# Dataset extract start

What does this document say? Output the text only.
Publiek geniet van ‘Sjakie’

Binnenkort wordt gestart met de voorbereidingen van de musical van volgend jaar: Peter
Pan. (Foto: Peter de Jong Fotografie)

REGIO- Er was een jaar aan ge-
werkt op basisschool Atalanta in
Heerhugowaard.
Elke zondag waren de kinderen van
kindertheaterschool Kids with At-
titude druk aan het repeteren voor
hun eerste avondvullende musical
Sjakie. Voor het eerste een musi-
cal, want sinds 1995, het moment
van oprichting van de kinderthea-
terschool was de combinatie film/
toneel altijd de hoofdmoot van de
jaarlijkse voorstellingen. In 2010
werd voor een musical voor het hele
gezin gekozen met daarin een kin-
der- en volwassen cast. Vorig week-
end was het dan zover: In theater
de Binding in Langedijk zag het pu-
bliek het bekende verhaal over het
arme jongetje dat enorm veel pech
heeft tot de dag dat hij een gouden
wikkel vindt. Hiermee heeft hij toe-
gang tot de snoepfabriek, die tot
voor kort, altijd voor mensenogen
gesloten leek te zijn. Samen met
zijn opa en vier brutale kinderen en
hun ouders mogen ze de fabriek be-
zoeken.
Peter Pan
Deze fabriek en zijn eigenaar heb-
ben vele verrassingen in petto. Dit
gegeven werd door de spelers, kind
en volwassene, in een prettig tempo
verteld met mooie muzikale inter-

# Dataset extract end

> _Work required_
Look through the records and gather each line with the word "kinderen".

> _Complete output_
Elke zondag waren de kinderen van
zijn opa en vier brutale kinderen en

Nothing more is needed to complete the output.